◆ Description of the task:
Change every "paragraph" to "text-block" throughout the material and write all of its lines out again with nothing else altered. Leave the pictures out of your answer.

Visual layout records
## BEGIN

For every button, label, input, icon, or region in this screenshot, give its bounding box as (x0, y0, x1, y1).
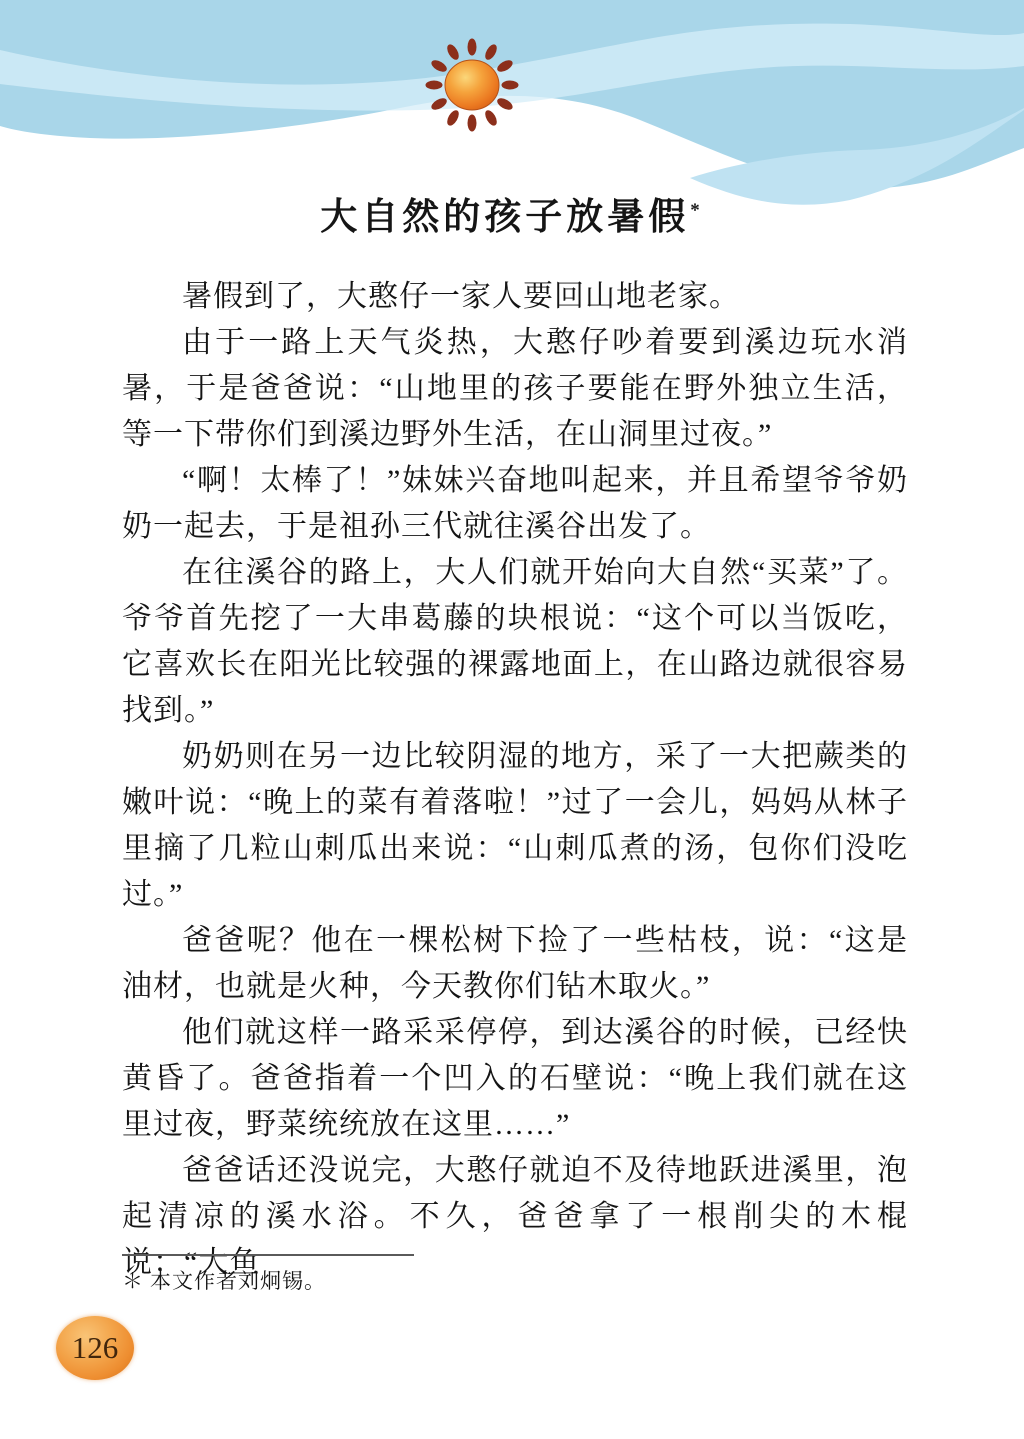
page-title-text: 大自然的孩子放暑假 (320, 197, 689, 238)
paragraph: 奶奶则在另一边比较阴湿的地方，采了一大把蕨类的嫩叶说：“晚上的菜有着落啦！”过了… (122, 734, 908, 918)
title-area: 大自然的孩子放暑假* (0, 186, 1024, 240)
paragraph: 爸爸呢？他在一棵松树下捡了一些枯枝，说：“这是油材，也就是火种，今天教你们钻木取… (122, 918, 908, 1010)
footnote-text: 本文作者刘炯锡。 (150, 1269, 326, 1293)
paragraph: 在往溪谷的路上，大人们就开始向大自然“买菜”了。爷爷首先挖了一大串葛藤的块根说：… (122, 550, 908, 734)
paragraph: “啊！太棒了！”妹妹兴奋地叫起来，并且希望爷爷奶奶一起去，于是祖孙三代就往溪谷出… (122, 458, 908, 550)
footnote: ＊本文作者刘炯锡。 (122, 1254, 882, 1295)
story-body: 暑假到了，大憨仔一家人要回山地老家。 由于一路上天气炎热，大憨仔吵着要到溪边玩水… (122, 274, 908, 1286)
page-number-badge: 126 (56, 1316, 134, 1380)
footnote-line: ＊本文作者刘炯锡。 (122, 1265, 882, 1295)
paragraph: 他们就这样一路采采停停，到达溪谷的时候，已经快黄昏了。爸爸指着一个凹入的石壁说：… (122, 1010, 908, 1148)
title-note-marker: * (690, 200, 704, 221)
textbook-page: 大自然的孩子放暑假* 暑假到了，大憨仔一家人要回山地老家。 由于一路上天气炎热，… (0, 0, 1024, 1439)
footnote-divider (122, 1254, 414, 1256)
footnote-marker: ＊ (122, 1269, 144, 1293)
paragraph: 由于一路上天气炎热，大憨仔吵着要到溪边玩水消暑，于是爸爸说：“山地里的孩子要能在… (122, 320, 908, 458)
page-number: 126 (72, 1330, 119, 1366)
paragraph: 暑假到了，大憨仔一家人要回山地老家。 (122, 274, 908, 320)
page-title: 大自然的孩子放暑假* (320, 186, 704, 240)
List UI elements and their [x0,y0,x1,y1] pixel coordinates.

## END

◆ Result for this task:
For every button, label, input, icon, or region in this screenshot, give its bounding box as (x0, y0, x1, y1).
page-title-text: 大自然的孩子放暑假 (320, 197, 689, 238)
text-block: 奶奶则在另一边比较阴湿的地方，采了一大把蕨类的嫩叶说：“晚上的菜有着落啦！”过了… (122, 734, 908, 918)
title-area: 大自然的孩子放暑假* (0, 186, 1024, 240)
text-block: 爸爸呢？他在一棵松树下捡了一些枯枝，说：“这是油材，也就是火种，今天教你们钻木取… (122, 918, 908, 1010)
footnote-text: 本文作者刘炯锡。 (150, 1269, 326, 1293)
text-block: 在往溪谷的路上，大人们就开始向大自然“买菜”了。爷爷首先挖了一大串葛藤的块根说：… (122, 550, 908, 734)
text-block: “啊！太棒了！”妹妹兴奋地叫起来，并且希望爷爷奶奶一起去，于是祖孙三代就往溪谷出… (122, 458, 908, 550)
footnote: ＊本文作者刘炯锡。 (122, 1254, 882, 1295)
story-body: 暑假到了，大憨仔一家人要回山地老家。 由于一路上天气炎热，大憨仔吵着要到溪边玩水… (122, 274, 908, 1286)
page-number-badge: 126 (56, 1316, 134, 1380)
footnote-line: ＊本文作者刘炯锡。 (122, 1265, 882, 1295)
text-block: 他们就这样一路采采停停，到达溪谷的时候，已经快黄昏了。爸爸指着一个凹入的石壁说：… (122, 1010, 908, 1148)
title-note-marker: * (690, 200, 704, 221)
textbook-page: 大自然的孩子放暑假* 暑假到了，大憨仔一家人要回山地老家。 由于一路上天气炎热，… (0, 0, 1024, 1439)
footnote-divider (122, 1254, 414, 1256)
footnote-marker: ＊ (122, 1269, 144, 1293)
text-block: 由于一路上天气炎热，大憨仔吵着要到溪边玩水消暑，于是爸爸说：“山地里的孩子要能在… (122, 320, 908, 458)
page-number: 126 (72, 1330, 119, 1366)
text-block: 暑假到了，大憨仔一家人要回山地老家。 (122, 274, 908, 320)
page-title: 大自然的孩子放暑假* (320, 186, 704, 240)
List UI elements and their [x0,y0,x1,y1] pixel coordinates.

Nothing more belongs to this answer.